**What is expected:**
Sift the listing for lines that hold the string "color" and pull them out.

**Given records:**

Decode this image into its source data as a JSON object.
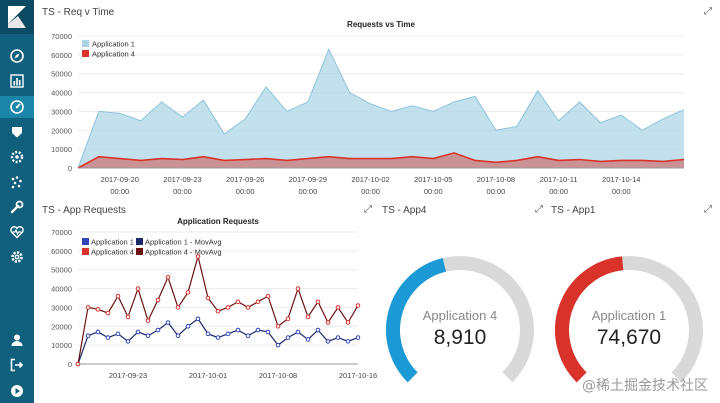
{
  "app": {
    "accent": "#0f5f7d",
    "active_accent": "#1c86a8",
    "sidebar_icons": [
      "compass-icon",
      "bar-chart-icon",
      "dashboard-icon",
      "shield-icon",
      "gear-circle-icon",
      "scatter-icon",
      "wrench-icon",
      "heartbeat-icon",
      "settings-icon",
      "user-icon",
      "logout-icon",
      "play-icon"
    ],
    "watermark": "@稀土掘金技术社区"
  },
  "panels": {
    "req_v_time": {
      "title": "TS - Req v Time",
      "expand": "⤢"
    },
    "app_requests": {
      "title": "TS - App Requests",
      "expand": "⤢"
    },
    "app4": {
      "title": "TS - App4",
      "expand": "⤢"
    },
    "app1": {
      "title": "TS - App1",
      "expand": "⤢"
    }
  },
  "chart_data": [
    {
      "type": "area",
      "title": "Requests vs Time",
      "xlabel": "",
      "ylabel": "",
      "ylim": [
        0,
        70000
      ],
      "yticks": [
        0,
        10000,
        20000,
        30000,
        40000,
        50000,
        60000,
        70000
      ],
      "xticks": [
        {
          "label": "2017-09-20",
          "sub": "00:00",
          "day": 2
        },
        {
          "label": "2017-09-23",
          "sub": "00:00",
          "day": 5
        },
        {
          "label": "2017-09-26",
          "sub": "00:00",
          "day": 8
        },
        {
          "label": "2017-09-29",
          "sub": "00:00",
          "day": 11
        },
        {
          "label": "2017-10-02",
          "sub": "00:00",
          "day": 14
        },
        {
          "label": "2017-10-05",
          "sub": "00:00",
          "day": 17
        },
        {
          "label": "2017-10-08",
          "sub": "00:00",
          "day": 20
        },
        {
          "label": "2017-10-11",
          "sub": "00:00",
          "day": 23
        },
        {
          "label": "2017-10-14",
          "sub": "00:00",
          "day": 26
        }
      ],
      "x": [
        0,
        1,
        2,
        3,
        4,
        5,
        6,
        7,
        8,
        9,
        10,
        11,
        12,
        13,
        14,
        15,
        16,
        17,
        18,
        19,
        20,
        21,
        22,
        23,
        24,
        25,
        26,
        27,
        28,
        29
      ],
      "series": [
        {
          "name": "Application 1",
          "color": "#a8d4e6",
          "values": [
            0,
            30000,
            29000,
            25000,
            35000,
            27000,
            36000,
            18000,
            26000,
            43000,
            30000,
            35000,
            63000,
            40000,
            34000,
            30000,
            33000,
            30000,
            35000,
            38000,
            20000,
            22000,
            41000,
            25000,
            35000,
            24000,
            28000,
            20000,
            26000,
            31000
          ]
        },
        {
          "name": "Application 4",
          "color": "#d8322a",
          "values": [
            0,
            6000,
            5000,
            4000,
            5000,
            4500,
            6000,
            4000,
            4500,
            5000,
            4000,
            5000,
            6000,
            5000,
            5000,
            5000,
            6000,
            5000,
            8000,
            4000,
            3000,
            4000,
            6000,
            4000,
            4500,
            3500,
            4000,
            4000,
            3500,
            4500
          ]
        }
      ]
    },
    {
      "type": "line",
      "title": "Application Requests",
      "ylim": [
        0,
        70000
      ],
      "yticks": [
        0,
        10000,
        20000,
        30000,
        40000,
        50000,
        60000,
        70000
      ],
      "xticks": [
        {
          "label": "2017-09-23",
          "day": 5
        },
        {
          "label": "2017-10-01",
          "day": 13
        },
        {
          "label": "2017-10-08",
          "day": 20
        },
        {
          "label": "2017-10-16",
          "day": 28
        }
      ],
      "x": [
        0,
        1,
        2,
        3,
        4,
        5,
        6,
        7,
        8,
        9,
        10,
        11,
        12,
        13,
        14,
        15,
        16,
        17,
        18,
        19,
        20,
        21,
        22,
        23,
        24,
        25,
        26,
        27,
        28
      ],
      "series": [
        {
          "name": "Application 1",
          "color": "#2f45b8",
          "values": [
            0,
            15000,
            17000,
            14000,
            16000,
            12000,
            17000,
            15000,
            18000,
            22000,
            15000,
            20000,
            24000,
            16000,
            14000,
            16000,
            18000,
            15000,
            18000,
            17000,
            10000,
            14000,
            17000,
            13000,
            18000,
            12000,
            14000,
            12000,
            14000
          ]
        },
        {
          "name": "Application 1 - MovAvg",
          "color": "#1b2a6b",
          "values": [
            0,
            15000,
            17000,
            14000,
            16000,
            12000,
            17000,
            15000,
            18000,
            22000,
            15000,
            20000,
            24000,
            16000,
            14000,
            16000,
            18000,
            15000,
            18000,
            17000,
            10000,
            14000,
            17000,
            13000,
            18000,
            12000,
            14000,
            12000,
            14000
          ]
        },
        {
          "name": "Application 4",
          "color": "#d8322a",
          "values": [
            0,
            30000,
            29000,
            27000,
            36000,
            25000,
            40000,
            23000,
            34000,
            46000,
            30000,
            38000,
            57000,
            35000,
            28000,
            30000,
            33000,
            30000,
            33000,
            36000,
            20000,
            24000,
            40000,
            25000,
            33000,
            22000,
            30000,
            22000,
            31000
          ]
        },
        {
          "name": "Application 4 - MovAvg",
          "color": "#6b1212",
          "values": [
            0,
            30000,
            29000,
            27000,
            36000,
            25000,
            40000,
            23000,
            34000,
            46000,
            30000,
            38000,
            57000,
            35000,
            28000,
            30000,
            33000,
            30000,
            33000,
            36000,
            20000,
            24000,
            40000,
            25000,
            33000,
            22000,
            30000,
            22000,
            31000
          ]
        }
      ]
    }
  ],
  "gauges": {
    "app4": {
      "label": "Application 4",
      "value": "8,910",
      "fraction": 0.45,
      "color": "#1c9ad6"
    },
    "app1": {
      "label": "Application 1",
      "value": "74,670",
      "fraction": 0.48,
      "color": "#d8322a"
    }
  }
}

==

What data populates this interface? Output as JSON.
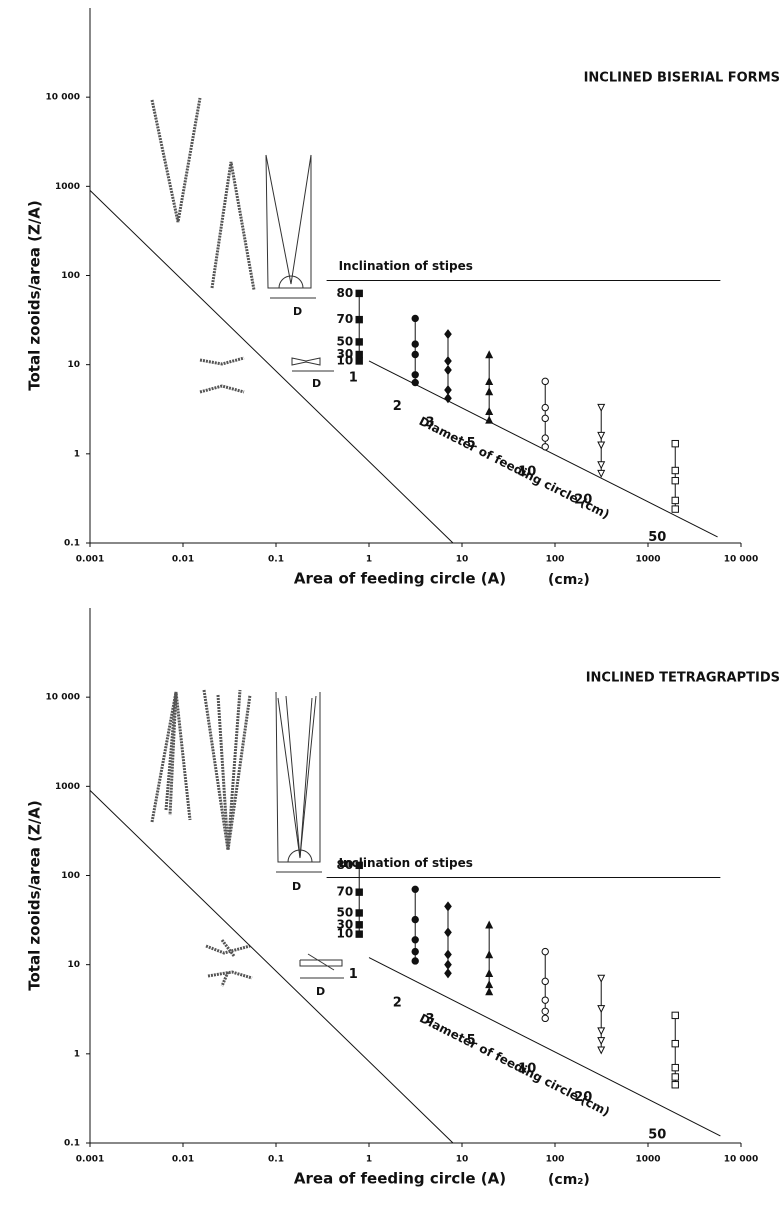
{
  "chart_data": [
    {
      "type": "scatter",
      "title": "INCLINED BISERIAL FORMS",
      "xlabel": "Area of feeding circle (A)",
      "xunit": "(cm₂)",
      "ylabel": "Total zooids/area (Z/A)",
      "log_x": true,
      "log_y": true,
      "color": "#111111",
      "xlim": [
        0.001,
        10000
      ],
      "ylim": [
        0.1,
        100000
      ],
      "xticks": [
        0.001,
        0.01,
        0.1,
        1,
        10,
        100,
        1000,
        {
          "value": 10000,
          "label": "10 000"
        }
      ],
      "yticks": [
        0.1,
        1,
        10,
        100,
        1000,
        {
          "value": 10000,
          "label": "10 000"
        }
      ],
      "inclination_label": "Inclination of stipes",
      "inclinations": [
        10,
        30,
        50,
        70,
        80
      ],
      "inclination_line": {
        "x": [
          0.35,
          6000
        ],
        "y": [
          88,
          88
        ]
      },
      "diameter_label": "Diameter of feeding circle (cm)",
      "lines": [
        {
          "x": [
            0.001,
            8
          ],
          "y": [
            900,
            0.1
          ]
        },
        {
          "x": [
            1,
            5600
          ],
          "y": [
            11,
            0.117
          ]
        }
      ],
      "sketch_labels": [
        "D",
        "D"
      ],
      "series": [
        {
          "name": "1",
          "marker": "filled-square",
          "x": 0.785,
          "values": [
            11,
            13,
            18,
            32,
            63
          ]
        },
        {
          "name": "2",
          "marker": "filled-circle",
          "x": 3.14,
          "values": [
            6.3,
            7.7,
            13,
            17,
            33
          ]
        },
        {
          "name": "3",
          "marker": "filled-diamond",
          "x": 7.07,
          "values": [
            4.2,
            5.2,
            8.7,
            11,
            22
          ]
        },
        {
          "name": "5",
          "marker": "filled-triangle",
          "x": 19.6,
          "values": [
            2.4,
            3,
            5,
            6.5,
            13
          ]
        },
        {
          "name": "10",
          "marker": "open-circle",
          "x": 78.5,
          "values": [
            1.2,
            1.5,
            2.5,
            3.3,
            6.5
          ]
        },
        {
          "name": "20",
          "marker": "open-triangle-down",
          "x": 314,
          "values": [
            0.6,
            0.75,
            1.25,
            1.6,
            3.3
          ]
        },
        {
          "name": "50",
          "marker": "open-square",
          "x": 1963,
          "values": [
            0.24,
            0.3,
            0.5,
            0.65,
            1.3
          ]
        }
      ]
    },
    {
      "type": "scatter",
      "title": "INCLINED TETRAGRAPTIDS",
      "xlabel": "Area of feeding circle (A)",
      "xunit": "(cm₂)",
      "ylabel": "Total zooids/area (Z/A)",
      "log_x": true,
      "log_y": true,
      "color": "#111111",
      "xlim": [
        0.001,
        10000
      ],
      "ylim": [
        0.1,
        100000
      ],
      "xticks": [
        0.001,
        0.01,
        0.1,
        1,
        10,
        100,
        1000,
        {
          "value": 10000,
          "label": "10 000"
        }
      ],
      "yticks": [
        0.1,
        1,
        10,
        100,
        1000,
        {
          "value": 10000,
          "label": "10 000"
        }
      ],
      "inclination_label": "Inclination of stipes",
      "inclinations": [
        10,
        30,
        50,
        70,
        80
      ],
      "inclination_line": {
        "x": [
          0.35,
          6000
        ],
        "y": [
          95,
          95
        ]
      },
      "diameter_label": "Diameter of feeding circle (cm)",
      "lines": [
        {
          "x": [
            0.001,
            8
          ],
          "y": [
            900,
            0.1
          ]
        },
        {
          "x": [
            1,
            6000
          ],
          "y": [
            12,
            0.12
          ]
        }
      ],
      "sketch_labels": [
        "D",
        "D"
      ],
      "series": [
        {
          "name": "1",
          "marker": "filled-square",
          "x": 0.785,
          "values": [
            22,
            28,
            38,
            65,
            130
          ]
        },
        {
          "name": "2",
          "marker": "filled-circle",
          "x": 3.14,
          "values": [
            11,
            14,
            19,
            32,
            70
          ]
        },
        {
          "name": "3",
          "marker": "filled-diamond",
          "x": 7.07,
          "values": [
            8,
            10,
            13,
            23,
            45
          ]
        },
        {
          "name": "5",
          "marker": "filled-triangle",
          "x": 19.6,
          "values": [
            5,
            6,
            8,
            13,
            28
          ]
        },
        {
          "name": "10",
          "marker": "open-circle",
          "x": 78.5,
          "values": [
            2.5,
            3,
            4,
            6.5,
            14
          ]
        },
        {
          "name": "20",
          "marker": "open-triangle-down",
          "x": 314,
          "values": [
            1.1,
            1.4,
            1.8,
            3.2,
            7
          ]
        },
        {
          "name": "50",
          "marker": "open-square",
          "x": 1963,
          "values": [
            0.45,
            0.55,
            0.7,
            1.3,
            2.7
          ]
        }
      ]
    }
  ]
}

**Completed task:**
          "color": "#a8d4e6",
          "color": "#d8322a",
          "color": "#2f45b8",
          "color": "#1b2a6b",
          "color": "#d8322a",
          "color": "#6b1212",
      "color": "#1c9ad6"
      "color": "#d8322a"
      "color": "#111111",
      "color": "#111111",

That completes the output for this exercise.